• [STATED PROBLEM]
Nothing in the records may be left out or altered; reproduce them all exactly.

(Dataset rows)
(begin)

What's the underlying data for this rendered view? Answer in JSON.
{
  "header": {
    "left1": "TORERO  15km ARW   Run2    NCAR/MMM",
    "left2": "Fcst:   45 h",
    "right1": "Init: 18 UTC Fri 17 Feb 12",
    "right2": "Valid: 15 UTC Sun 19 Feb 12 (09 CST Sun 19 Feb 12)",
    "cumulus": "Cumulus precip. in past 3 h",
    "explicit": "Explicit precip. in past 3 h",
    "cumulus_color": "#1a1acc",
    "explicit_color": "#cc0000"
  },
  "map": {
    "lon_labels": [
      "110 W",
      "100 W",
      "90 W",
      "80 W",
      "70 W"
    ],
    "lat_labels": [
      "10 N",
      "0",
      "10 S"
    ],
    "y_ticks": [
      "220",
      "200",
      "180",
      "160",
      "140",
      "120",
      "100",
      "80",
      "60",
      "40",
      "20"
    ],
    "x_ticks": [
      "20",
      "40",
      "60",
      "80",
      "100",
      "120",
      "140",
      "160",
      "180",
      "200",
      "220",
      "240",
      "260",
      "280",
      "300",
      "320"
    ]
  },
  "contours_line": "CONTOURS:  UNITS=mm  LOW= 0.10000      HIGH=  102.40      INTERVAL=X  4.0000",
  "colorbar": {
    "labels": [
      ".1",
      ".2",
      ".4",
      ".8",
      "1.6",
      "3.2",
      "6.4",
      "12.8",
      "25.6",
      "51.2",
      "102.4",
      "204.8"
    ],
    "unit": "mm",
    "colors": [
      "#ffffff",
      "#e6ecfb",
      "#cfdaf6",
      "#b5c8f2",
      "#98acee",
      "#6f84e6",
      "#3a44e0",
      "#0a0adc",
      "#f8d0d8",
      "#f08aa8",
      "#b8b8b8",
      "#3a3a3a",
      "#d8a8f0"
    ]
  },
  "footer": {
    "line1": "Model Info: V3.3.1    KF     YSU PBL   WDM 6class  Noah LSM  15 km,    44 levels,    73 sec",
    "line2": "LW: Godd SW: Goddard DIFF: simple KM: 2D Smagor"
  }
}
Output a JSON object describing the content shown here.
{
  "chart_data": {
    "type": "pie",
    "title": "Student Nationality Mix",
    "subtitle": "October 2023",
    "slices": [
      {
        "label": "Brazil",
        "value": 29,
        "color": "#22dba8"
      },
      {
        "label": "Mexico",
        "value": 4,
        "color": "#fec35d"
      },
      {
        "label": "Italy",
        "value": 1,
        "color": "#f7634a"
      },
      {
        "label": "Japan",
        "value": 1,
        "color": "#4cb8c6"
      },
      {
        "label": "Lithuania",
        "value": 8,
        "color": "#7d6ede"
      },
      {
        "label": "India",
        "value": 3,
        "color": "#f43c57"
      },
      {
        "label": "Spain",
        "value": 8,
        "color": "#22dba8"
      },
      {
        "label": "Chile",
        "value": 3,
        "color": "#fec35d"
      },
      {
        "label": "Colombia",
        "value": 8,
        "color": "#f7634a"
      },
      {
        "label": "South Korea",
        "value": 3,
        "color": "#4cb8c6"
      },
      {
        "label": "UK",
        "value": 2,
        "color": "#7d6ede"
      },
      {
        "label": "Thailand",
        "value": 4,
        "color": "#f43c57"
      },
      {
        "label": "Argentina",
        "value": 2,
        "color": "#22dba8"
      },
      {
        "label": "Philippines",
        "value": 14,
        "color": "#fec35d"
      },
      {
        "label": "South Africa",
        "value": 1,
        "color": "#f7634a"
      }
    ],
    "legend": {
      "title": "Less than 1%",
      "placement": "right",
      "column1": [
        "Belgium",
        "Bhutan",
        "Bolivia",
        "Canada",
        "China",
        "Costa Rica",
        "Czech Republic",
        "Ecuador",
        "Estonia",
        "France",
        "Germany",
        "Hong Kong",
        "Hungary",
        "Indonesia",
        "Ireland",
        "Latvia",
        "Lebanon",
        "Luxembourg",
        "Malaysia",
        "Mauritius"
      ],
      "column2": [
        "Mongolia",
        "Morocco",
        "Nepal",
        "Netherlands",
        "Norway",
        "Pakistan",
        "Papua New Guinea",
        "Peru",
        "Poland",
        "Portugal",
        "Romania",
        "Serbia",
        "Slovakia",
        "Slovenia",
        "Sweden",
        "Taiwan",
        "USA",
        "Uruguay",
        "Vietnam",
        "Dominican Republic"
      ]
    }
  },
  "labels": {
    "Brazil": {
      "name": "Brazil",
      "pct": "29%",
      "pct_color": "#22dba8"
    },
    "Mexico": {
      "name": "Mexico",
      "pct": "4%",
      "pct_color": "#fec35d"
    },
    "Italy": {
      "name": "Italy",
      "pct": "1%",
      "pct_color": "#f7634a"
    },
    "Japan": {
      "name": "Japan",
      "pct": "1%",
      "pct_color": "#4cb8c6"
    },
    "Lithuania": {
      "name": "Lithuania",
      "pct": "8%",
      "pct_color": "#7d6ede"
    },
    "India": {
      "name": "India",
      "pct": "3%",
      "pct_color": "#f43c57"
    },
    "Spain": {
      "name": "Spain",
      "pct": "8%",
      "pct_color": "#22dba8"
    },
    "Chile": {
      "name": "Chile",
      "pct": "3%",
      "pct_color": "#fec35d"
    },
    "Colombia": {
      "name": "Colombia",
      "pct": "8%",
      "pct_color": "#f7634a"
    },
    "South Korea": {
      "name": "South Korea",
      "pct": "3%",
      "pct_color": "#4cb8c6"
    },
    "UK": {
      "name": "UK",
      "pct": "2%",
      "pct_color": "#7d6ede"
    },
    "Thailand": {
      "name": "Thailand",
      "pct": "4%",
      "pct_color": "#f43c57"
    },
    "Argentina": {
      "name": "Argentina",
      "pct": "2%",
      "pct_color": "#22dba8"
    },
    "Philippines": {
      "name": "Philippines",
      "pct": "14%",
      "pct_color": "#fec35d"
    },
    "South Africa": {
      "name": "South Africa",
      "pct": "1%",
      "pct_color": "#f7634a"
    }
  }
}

(end)

• [TASK ANSWER]
What's the underlying data for this rendered view? Answer in JSON.
{
  "header": {
    "left1": "TORERO  15km ARW   Run2    NCAR/MMM",
    "left2": "Fcst:   45 h",
    "right1": "Init: 18 UTC Fri 17 Feb 12",
    "right2": "Valid: 15 UTC Sun 19 Feb 12 (09 CST Sun 19 Feb 12)",
    "cumulus": "Cumulus precip. in past 3 h",
    "explicit": "Explicit precip. in past 3 h",
    "cumulus_color": "#1a1acc",
    "explicit_color": "#cc0000"
  },
  "map": {
    "lon_labels": [
      "110 W",
      "100 W",
      "90 W",
      "80 W",
      "70 W"
    ],
    "lat_labels": [
      "10 N",
      "0",
      "10 S"
    ],
    "y_ticks": [
      "220",
      "200",
      "180",
      "160",
      "140",
      "120",
      "100",
      "80",
      "60",
      "40",
      "20"
    ],
    "x_ticks": [
      "20",
      "40",
      "60",
      "80",
      "100",
      "120",
      "140",
      "160",
      "180",
      "200",
      "220",
      "240",
      "260",
      "280",
      "300",
      "320"
    ]
  },
  "contours_line": "CONTOURS:  UNITS=mm  LOW= 0.10000      HIGH=  102.40      INTERVAL=X  4.0000",
  "colorbar": {
    "labels": [
      ".1",
      ".2",
      ".4",
      ".8",
      "1.6",
      "3.2",
      "6.4",
      "12.8",
      "25.6",
      "51.2",
      "102.4",
      "204.8"
    ],
    "unit": "mm",
    "colors": [
      "#ffffff",
      "#e6ecfb",
      "#cfdaf6",
      "#b5c8f2",
      "#98acee",
      "#6f84e6",
      "#3a44e0",
      "#0a0adc",
      "#f8d0d8",
      "#f08aa8",
      "#b8b8b8",
      "#3a3a3a",
      "#d8a8f0"
    ]
  },
  "footer": {
    "line1": "Model Info: V3.3.1    KF     YSU PBL   WDM 6class  Noah LSM  15 km,    44 levels,    73 sec",
    "line2": "LW: Godd SW: Goddard DIFF: simple KM: 2D Smagor"
  }
}
Output a JSON object describing the content shown here.
{
  "chart_data": {
    "type": "pie",
    "title": "Student Nationality Mix",
    "subtitle": "October 2023",
    "slices": [
      {
        "label": "Brazil",
        "value": 29,
        "color": "#22dba8"
      },
      {
        "label": "Mexico",
        "value": 4,
        "color": "#fec35d"
      },
      {
        "label": "Italy",
        "value": 1,
        "color": "#f7634a"
      },
      {
        "label": "Japan",
        "value": 1,
        "color": "#4cb8c6"
      },
      {
        "label": "Lithuania",
        "value": 8,
        "color": "#7d6ede"
      },
      {
        "label": "India",
        "value": 3,
        "color": "#f43c57"
      },
      {
        "label": "Spain",
        "value": 8,
        "color": "#22dba8"
      },
      {
        "label": "Chile",
        "value": 3,
        "color": "#fec35d"
      },
      {
        "label": "Colombia",
        "value": 8,
        "color": "#f7634a"
      },
      {
        "label": "South Korea",
        "value": 3,
        "color": "#4cb8c6"
      },
      {
        "label": "UK",
        "value": 2,
        "color": "#7d6ede"
      },
      {
        "label": "Thailand",
        "value": 4,
        "color": "#f43c57"
      },
      {
        "label": "Argentina",
        "value": 2,
        "color": "#22dba8"
      },
      {
        "label": "Philippines",
        "value": 14,
        "color": "#fec35d"
      },
      {
        "label": "South Africa",
        "value": 1,
        "color": "#f7634a"
      }
    ],
    "legend": {
      "title": "Less than 1%",
      "placement": "right",
      "column1": [
        "Belgium",
        "Bhutan",
        "Bolivia",
        "Canada",
        "China",
        "Costa Rica",
        "Czech Republic",
        "Ecuador",
        "Estonia",
        "France",
        "Germany",
        "Hong Kong",
        "Hungary",
        "Indonesia",
        "Ireland",
        "Latvia",
        "Lebanon",
        "Luxembourg",
        "Malaysia",
        "Mauritius"
      ],
      "column2": [
        "Mongolia",
        "Morocco",
        "Nepal",
        "Netherlands",
        "Norway",
        "Pakistan",
        "Papua New Guinea",
        "Peru",
        "Poland",
        "Portugal",
        "Romania",
        "Serbia",
        "Slovakia",
        "Slovenia",
        "Sweden",
        "Taiwan",
        "USA",
        "Uruguay",
        "Vietnam",
        "Dominican Republic"
      ]
    }
  },
  "labels": {
    "Brazil": {
      "name": "Brazil",
      "pct": "29%",
      "pct_color": "#22dba8"
    },
    "Mexico": {
      "name": "Mexico",
      "pct": "4%",
      "pct_color": "#fec35d"
    },
    "Italy": {
      "name": "Italy",
      "pct": "1%",
      "pct_color": "#f7634a"
    },
    "Japan": {
      "name": "Japan",
      "pct": "1%",
      "pct_color": "#4cb8c6"
    },
    "Lithuania": {
      "name": "Lithuania",
      "pct": "8%",
      "pct_color": "#7d6ede"
    },
    "India": {
      "name": "India",
      "pct": "3%",
      "pct_color": "#f43c57"
    },
    "Spain": {
      "name": "Spain",
      "pct": "8%",
      "pct_color": "#22dba8"
    },
    "Chile": {
      "name": "Chile",
      "pct": "3%",
      "pct_color": "#fec35d"
    },
    "Colombia": {
      "name": "Colombia",
      "pct": "8%",
      "pct_color": "#f7634a"
    },
    "South Korea": {
      "name": "South Korea",
      "pct": "3%",
      "pct_color": "#4cb8c6"
    },
    "UK": {
      "name": "UK",
      "pct": "2%",
      "pct_color": "#7d6ede"
    },
    "Thailand": {
      "name": "Thailand",
      "pct": "4%",
      "pct_color": "#f43c57"
    },
    "Argentina": {
      "name": "Argentina",
      "pct": "2%",
      "pct_color": "#22dba8"
    },
    "Philippines": {
      "name": "Philippines",
      "pct": "14%",
      "pct_color": "#fec35d"
    },
    "South Africa": {
      "name": "South Africa",
      "pct": "1%",
      "pct_color": "#f7634a"
    }
  }
}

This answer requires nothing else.